Your goal: Print the entries below in their entirety, exactly as they are written.

Extracted data:
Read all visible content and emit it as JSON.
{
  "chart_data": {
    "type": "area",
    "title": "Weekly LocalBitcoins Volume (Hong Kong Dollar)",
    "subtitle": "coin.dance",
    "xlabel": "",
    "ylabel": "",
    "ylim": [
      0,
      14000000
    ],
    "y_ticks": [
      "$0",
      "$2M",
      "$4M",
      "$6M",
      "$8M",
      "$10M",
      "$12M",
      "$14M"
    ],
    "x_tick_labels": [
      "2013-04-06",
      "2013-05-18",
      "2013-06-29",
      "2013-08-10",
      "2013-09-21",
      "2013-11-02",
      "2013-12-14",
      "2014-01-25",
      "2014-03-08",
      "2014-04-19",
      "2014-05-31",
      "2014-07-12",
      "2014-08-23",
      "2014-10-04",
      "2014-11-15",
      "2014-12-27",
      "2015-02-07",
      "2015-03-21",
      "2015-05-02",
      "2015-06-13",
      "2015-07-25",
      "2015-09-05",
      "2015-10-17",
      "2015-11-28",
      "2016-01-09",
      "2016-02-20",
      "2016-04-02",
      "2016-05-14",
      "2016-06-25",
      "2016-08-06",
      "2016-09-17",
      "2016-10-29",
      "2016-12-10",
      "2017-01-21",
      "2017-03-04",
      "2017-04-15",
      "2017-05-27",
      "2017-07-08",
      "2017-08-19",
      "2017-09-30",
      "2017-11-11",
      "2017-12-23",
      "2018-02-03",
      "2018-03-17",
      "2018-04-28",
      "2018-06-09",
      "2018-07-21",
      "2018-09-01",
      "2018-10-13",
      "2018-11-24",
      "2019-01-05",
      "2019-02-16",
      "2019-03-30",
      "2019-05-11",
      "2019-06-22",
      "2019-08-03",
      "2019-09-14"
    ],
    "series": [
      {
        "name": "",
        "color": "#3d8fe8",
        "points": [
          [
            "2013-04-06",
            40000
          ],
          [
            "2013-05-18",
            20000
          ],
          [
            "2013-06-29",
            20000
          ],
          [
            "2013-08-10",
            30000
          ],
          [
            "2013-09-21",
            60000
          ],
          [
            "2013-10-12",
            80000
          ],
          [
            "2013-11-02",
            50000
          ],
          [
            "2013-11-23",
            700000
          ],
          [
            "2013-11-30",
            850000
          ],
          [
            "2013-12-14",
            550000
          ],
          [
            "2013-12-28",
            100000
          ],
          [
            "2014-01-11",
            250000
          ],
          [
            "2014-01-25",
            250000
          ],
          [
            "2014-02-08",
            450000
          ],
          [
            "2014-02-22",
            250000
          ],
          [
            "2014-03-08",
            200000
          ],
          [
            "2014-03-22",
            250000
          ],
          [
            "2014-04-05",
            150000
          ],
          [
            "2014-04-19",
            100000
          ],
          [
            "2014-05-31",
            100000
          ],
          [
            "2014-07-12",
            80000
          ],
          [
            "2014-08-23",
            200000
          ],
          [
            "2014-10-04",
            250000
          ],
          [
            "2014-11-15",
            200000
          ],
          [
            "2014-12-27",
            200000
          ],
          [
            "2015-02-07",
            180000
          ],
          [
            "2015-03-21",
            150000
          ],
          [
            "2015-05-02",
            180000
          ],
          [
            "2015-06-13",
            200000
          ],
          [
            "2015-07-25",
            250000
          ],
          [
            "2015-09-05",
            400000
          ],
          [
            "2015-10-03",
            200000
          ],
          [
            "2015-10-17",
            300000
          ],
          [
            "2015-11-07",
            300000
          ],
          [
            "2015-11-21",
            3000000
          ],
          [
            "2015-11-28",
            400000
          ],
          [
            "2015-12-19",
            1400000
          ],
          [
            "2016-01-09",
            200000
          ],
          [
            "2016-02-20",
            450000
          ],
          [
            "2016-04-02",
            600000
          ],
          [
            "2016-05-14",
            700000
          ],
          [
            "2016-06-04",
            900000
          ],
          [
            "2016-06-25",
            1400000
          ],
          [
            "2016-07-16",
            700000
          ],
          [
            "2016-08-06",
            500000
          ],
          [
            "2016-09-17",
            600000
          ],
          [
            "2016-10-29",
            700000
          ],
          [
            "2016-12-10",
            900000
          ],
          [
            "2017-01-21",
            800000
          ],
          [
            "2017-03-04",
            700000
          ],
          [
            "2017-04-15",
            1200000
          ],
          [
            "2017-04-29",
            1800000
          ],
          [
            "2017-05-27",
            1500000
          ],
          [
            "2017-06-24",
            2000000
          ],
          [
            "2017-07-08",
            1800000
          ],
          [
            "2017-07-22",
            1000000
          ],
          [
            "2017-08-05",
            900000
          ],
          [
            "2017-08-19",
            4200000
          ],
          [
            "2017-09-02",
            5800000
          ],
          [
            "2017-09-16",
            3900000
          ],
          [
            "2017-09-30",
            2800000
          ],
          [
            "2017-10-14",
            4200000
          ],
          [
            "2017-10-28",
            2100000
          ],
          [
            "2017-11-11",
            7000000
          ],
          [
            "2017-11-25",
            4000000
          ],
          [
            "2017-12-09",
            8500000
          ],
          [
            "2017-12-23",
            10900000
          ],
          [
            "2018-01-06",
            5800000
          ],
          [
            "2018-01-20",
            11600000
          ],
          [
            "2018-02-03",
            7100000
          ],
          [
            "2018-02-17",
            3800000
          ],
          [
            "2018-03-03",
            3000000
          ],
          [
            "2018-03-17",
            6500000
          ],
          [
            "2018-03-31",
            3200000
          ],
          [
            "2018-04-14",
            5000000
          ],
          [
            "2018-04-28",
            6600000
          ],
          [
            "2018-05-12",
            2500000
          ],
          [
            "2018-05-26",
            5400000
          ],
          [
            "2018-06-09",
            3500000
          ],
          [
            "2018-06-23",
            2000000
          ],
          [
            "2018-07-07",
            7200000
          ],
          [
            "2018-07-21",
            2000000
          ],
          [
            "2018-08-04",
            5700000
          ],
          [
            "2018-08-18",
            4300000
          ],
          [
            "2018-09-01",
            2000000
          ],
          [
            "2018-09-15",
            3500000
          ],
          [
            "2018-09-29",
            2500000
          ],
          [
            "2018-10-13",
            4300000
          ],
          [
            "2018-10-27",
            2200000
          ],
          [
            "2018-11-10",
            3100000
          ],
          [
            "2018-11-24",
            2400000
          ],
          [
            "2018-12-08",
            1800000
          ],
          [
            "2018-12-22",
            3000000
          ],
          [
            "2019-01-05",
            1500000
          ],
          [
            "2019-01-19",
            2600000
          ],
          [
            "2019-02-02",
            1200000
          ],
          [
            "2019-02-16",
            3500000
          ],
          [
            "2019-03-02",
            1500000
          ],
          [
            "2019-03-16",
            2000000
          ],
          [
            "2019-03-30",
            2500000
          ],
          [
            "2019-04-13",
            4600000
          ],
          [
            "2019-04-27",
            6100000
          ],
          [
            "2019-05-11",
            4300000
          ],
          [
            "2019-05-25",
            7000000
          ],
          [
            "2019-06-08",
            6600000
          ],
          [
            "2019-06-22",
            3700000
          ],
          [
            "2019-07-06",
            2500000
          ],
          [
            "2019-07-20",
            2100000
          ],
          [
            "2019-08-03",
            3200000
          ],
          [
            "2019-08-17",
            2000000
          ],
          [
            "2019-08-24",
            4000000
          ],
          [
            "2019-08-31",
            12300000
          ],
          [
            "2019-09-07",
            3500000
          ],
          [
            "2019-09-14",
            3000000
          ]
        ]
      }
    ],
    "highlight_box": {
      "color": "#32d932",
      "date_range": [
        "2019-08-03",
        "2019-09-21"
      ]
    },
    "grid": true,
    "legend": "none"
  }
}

Solution for this exercise:
Read all visible content and emit it as JSON.
{
  "chart_data": {
    "type": "area",
    "title": "Weekly LocalBitcoins Volume (Hong Kong Dollar)",
    "subtitle": "coin.dance",
    "xlabel": "",
    "ylabel": "",
    "ylim": [
      0,
      14000000
    ],
    "y_ticks": [
      "$0",
      "$2M",
      "$4M",
      "$6M",
      "$8M",
      "$10M",
      "$12M",
      "$14M"
    ],
    "x_tick_labels": [
      "2013-04-06",
      "2013-05-18",
      "2013-06-29",
      "2013-08-10",
      "2013-09-21",
      "2013-11-02",
      "2013-12-14",
      "2014-01-25",
      "2014-03-08",
      "2014-04-19",
      "2014-05-31",
      "2014-07-12",
      "2014-08-23",
      "2014-10-04",
      "2014-11-15",
      "2014-12-27",
      "2015-02-07",
      "2015-03-21",
      "2015-05-02",
      "2015-06-13",
      "2015-07-25",
      "2015-09-05",
      "2015-10-17",
      "2015-11-28",
      "2016-01-09",
      "2016-02-20",
      "2016-04-02",
      "2016-05-14",
      "2016-06-25",
      "2016-08-06",
      "2016-09-17",
      "2016-10-29",
      "2016-12-10",
      "2017-01-21",
      "2017-03-04",
      "2017-04-15",
      "2017-05-27",
      "2017-07-08",
      "2017-08-19",
      "2017-09-30",
      "2017-11-11",
      "2017-12-23",
      "2018-02-03",
      "2018-03-17",
      "2018-04-28",
      "2018-06-09",
      "2018-07-21",
      "2018-09-01",
      "2018-10-13",
      "2018-11-24",
      "2019-01-05",
      "2019-02-16",
      "2019-03-30",
      "2019-05-11",
      "2019-06-22",
      "2019-08-03",
      "2019-09-14"
    ],
    "series": [
      {
        "name": "",
        "color": "#3d8fe8",
        "points": [
          [
            "2013-04-06",
            40000
          ],
          [
            "2013-05-18",
            20000
          ],
          [
            "2013-06-29",
            20000
          ],
          [
            "2013-08-10",
            30000
          ],
          [
            "2013-09-21",
            60000
          ],
          [
            "2013-10-12",
            80000
          ],
          [
            "2013-11-02",
            50000
          ],
          [
            "2013-11-23",
            700000
          ],
          [
            "2013-11-30",
            850000
          ],
          [
            "2013-12-14",
            550000
          ],
          [
            "2013-12-28",
            100000
          ],
          [
            "2014-01-11",
            250000
          ],
          [
            "2014-01-25",
            250000
          ],
          [
            "2014-02-08",
            450000
          ],
          [
            "2014-02-22",
            250000
          ],
          [
            "2014-03-08",
            200000
          ],
          [
            "2014-03-22",
            250000
          ],
          [
            "2014-04-05",
            150000
          ],
          [
            "2014-04-19",
            100000
          ],
          [
            "2014-05-31",
            100000
          ],
          [
            "2014-07-12",
            80000
          ],
          [
            "2014-08-23",
            200000
          ],
          [
            "2014-10-04",
            250000
          ],
          [
            "2014-11-15",
            200000
          ],
          [
            "2014-12-27",
            200000
          ],
          [
            "2015-02-07",
            180000
          ],
          [
            "2015-03-21",
            150000
          ],
          [
            "2015-05-02",
            180000
          ],
          [
            "2015-06-13",
            200000
          ],
          [
            "2015-07-25",
            250000
          ],
          [
            "2015-09-05",
            400000
          ],
          [
            "2015-10-03",
            200000
          ],
          [
            "2015-10-17",
            300000
          ],
          [
            "2015-11-07",
            300000
          ],
          [
            "2015-11-21",
            3000000
          ],
          [
            "2015-11-28",
            400000
          ],
          [
            "2015-12-19",
            1400000
          ],
          [
            "2016-01-09",
            200000
          ],
          [
            "2016-02-20",
            450000
          ],
          [
            "2016-04-02",
            600000
          ],
          [
            "2016-05-14",
            700000
          ],
          [
            "2016-06-04",
            900000
          ],
          [
            "2016-06-25",
            1400000
          ],
          [
            "2016-07-16",
            700000
          ],
          [
            "2016-08-06",
            500000
          ],
          [
            "2016-09-17",
            600000
          ],
          [
            "2016-10-29",
            700000
          ],
          [
            "2016-12-10",
            900000
          ],
          [
            "2017-01-21",
            800000
          ],
          [
            "2017-03-04",
            700000
          ],
          [
            "2017-04-15",
            1200000
          ],
          [
            "2017-04-29",
            1800000
          ],
          [
            "2017-05-27",
            1500000
          ],
          [
            "2017-06-24",
            2000000
          ],
          [
            "2017-07-08",
            1800000
          ],
          [
            "2017-07-22",
            1000000
          ],
          [
            "2017-08-05",
            900000
          ],
          [
            "2017-08-19",
            4200000
          ],
          [
            "2017-09-02",
            5800000
          ],
          [
            "2017-09-16",
            3900000
          ],
          [
            "2017-09-30",
            2800000
          ],
          [
            "2017-10-14",
            4200000
          ],
          [
            "2017-10-28",
            2100000
          ],
          [
            "2017-11-11",
            7000000
          ],
          [
            "2017-11-25",
            4000000
          ],
          [
            "2017-12-09",
            8500000
          ],
          [
            "2017-12-23",
            10900000
          ],
          [
            "2018-01-06",
            5800000
          ],
          [
            "2018-01-20",
            11600000
          ],
          [
            "2018-02-03",
            7100000
          ],
          [
            "2018-02-17",
            3800000
          ],
          [
            "2018-03-03",
            3000000
          ],
          [
            "2018-03-17",
            6500000
          ],
          [
            "2018-03-31",
            3200000
          ],
          [
            "2018-04-14",
            5000000
          ],
          [
            "2018-04-28",
            6600000
          ],
          [
            "2018-05-12",
            2500000
          ],
          [
            "2018-05-26",
            5400000
          ],
          [
            "2018-06-09",
            3500000
          ],
          [
            "2018-06-23",
            2000000
          ],
          [
            "2018-07-07",
            7200000
          ],
          [
            "2018-07-21",
            2000000
          ],
          [
            "2018-08-04",
            5700000
          ],
          [
            "2018-08-18",
            4300000
          ],
          [
            "2018-09-01",
            2000000
          ],
          [
            "2018-09-15",
            3500000
          ],
          [
            "2018-09-29",
            2500000
          ],
          [
            "2018-10-13",
            4300000
          ],
          [
            "2018-10-27",
            2200000
          ],
          [
            "2018-11-10",
            3100000
          ],
          [
            "2018-11-24",
            2400000
          ],
          [
            "2018-12-08",
            1800000
          ],
          [
            "2018-12-22",
            3000000
          ],
          [
            "2019-01-05",
            1500000
          ],
          [
            "2019-01-19",
            2600000
          ],
          [
            "2019-02-02",
            1200000
          ],
          [
            "2019-02-16",
            3500000
          ],
          [
            "2019-03-02",
            1500000
          ],
          [
            "2019-03-16",
            2000000
          ],
          [
            "2019-03-30",
            2500000
          ],
          [
            "2019-04-13",
            4600000
          ],
          [
            "2019-04-27",
            6100000
          ],
          [
            "2019-05-11",
            4300000
          ],
          [
            "2019-05-25",
            7000000
          ],
          [
            "2019-06-08",
            6600000
          ],
          [
            "2019-06-22",
            3700000
          ],
          [
            "2019-07-06",
            2500000
          ],
          [
            "2019-07-20",
            2100000
          ],
          [
            "2019-08-03",
            3200000
          ],
          [
            "2019-08-17",
            2000000
          ],
          [
            "2019-08-24",
            4000000
          ],
          [
            "2019-08-31",
            12300000
          ],
          [
            "2019-09-07",
            3500000
          ],
          [
            "2019-09-14",
            3000000
          ]
        ]
      }
    ],
    "highlight_box": {
      "color": "#32d932",
      "date_range": [
        "2019-08-03",
        "2019-09-21"
      ]
    },
    "grid": true,
    "legend": "none"
  }
}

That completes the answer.